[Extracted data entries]

※ ※ ※

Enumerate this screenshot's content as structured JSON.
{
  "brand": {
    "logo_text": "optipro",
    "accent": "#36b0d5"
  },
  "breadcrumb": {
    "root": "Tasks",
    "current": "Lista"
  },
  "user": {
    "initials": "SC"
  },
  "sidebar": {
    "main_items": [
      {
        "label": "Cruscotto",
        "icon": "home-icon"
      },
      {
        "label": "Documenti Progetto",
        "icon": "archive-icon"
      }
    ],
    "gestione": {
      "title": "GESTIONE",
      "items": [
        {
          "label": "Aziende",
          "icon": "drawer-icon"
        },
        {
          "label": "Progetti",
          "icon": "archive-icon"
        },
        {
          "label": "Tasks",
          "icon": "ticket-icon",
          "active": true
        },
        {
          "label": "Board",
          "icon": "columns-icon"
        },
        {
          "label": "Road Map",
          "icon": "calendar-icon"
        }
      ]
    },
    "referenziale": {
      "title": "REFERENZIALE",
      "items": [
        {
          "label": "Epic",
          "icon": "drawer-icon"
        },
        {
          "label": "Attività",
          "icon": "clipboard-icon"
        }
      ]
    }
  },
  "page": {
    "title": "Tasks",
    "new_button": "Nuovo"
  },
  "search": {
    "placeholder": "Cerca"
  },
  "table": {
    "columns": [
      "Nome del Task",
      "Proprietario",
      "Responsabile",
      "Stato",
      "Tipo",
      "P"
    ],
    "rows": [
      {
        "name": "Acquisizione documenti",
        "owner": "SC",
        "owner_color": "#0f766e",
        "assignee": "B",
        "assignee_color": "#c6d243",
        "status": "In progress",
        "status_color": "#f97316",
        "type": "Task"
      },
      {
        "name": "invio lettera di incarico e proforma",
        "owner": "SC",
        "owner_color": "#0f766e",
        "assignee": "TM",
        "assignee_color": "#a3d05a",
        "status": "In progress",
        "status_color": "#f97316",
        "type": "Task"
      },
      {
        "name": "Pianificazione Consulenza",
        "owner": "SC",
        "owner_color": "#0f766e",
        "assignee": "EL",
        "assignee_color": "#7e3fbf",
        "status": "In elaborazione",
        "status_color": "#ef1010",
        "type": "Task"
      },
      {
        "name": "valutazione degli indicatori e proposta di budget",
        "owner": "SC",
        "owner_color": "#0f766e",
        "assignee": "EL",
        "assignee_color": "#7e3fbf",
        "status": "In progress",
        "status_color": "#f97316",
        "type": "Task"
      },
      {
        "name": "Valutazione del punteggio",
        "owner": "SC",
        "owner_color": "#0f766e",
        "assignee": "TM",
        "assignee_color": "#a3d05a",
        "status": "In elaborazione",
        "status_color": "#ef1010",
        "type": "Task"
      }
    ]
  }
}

※ ※ ※

◆ **What you will do**: Using the records given above, list every line that includes the word "title".

◆ **Solution to this exercise**:
      "title": "GESTIONE",
      "title": "REFERENZIALE",
    "title": "Tasks",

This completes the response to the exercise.